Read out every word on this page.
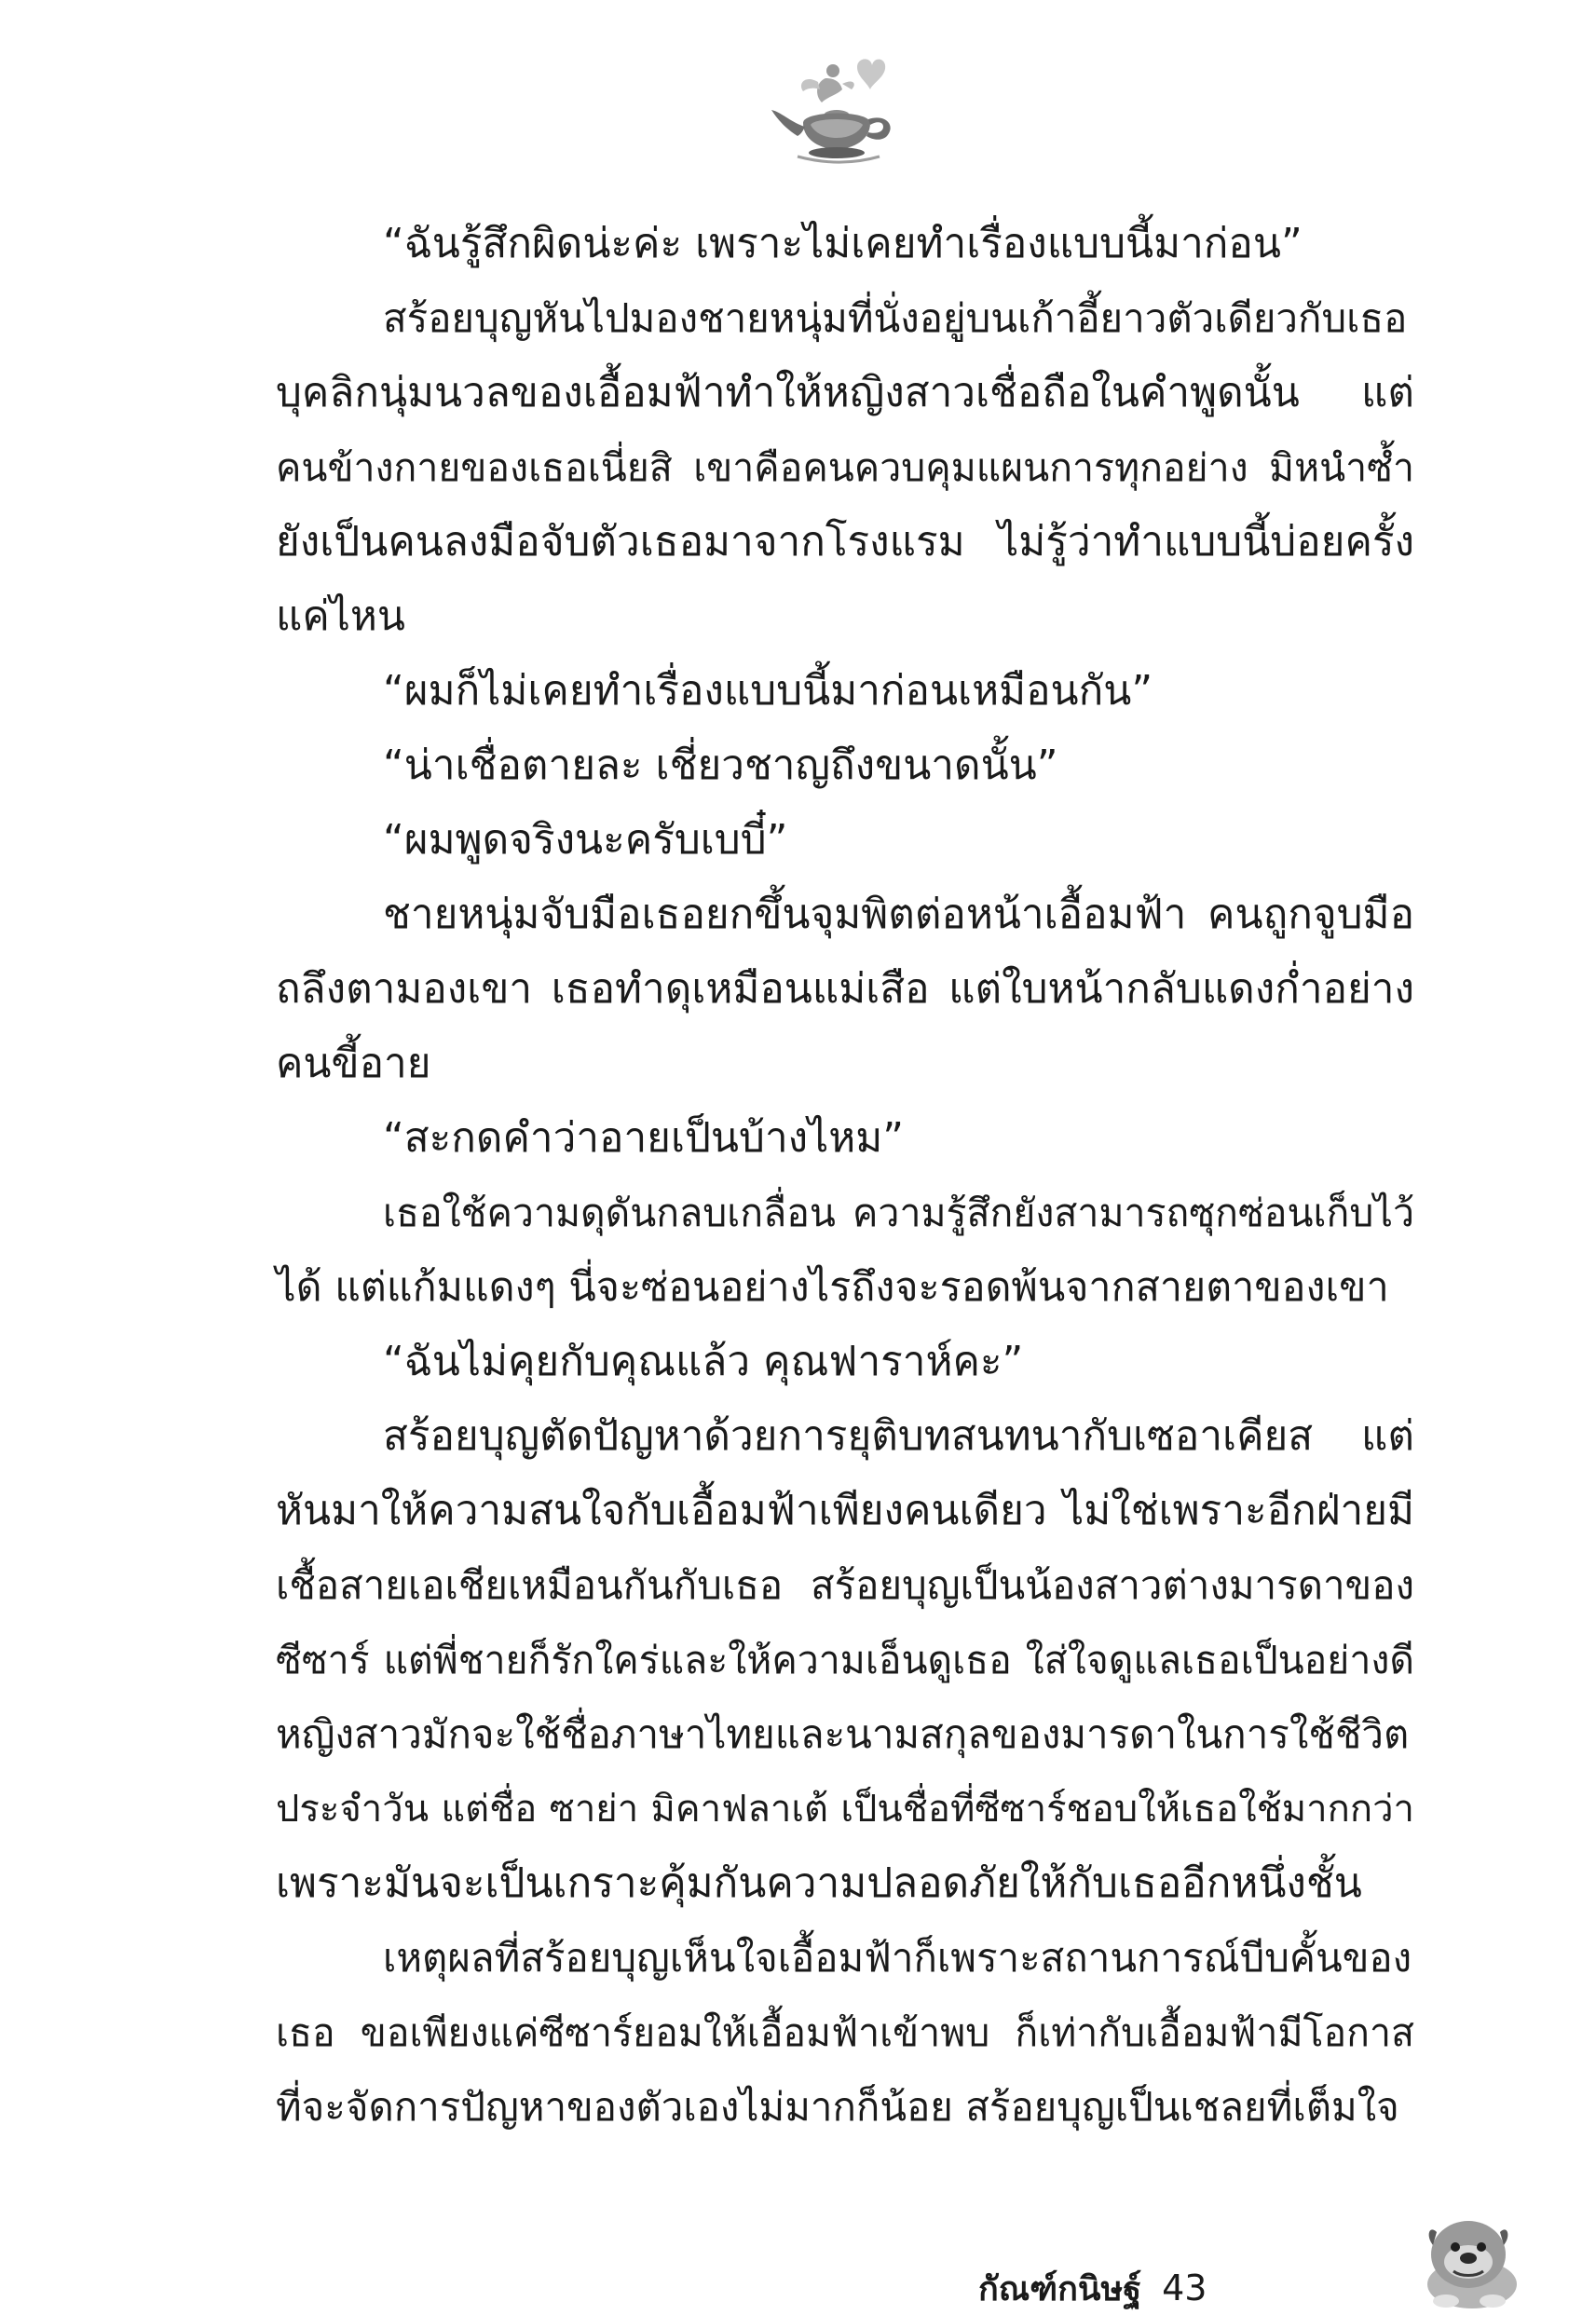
“ฉันรู้สึกผิดน่ะค่ะ เพราะไม่เคยทำเรื่องแบบนี้มาก่อน”
สร้อยบุญหันไปมองชายหนุ่มที่นั่งอยู่บนเก้าอี้ยาวตัวเดียวกับเธอ
บุคลิกนุ่มนวลของเอื้อมฟ้าทำให้หญิงสาวเชื่อถือในคำพูดนั้น แต่
คนข้างกายของเธอเนี่ยสิ เขาคือคนควบคุมแผนการทุกอย่าง มิหนำซ้ำ
ยังเป็นคนลงมือจับตัวเธอมาจากโรงแรม ไม่รู้ว่าทำแบบนี้บ่อยครั้ง
แค่ไหน
“ผมก็ไม่เคยทำเรื่องแบบนี้มาก่อนเหมือนกัน”
“น่าเชื่อตายละ เชี่ยวชาญถึงขนาดนั้น”
“ผมพูดจริงนะครับเบบี๋”
ชายหนุ่มจับมือเธอยกขึ้นจุมพิตต่อหน้าเอื้อมฟ้า คนถูกจูบมือ
ถลึงตามองเขา เธอทำดุเหมือนแม่เสือ แต่ใบหน้ากลับแดงก่ำอย่าง
คนขี้อาย
“สะกดคำว่าอายเป็นบ้างไหม”
เธอใช้ความดุดันกลบเกลื่อน ความรู้สึกยังสามารถซุกซ่อนเก็บไว้
ได้ แต่แก้มแดงๆ นี่จะซ่อนอย่างไรถึงจะรอดพ้นจากสายตาของเขา
“ฉันไม่คุยกับคุณแล้ว คุณฟาราห์คะ”
สร้อยบุญตัดปัญหาด้วยการยุติบทสนทนากับเซอาเคียส แต่
หันมาให้ความสนใจกับเอื้อมฟ้าเพียงคนเดียว ไม่ใช่เพราะอีกฝ่ายมี
เชื้อสายเอเชียเหมือนกันกับเธอ สร้อยบุญเป็นน้องสาวต่างมารดาของ
ซีซาร์ แต่พี่ชายก็รักใคร่และให้ความเอ็นดูเธอ ใส่ใจดูแลเธอเป็นอย่างดี
หญิงสาวมักจะใช้ชื่อภาษาไทยและนามสกุลของมารดาในการใช้ชีวิต
ประจำวัน แต่ชื่อ ซาย่า มิคาฟลาเต้ เป็นชื่อที่ซีซาร์ชอบให้เธอใช้มากกว่า
เพราะมันจะเป็นเกราะคุ้มกันความปลอดภัยให้กับเธออีกหนึ่งชั้น
เหตุผลที่สร้อยบุญเห็นใจเอื้อมฟ้าก็เพราะสถานการณ์บีบคั้นของ
เธอ ขอเพียงแค่ซีซาร์ยอมให้เอื้อมฟ้าเข้าพบ ก็เท่ากับเอื้อมฟ้ามีโอกาส
ที่จะจัดการปัญหาของตัวเองไม่มากก็น้อย สร้อยบุญเป็นเชลยที่เต็มใจ
กัณฑ์กนิษฐ์ 43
◇ ◇ ◇ ◇ ◇
## TASK
Check the data for the word "เธอใช" and pull out the lines that have it.

## EXPECTED ANSWER
เธอใช้ความดุดันกลบเกลื่อน ความรู้สึกยังสามารถซุกซ่อนเก็บไว้
ประจำวัน แต่ชื่อ ซาย่า มิคาฟลาเต้ เป็นชื่อที่ซีซาร์ชอบให้เธอใช้มากกว่า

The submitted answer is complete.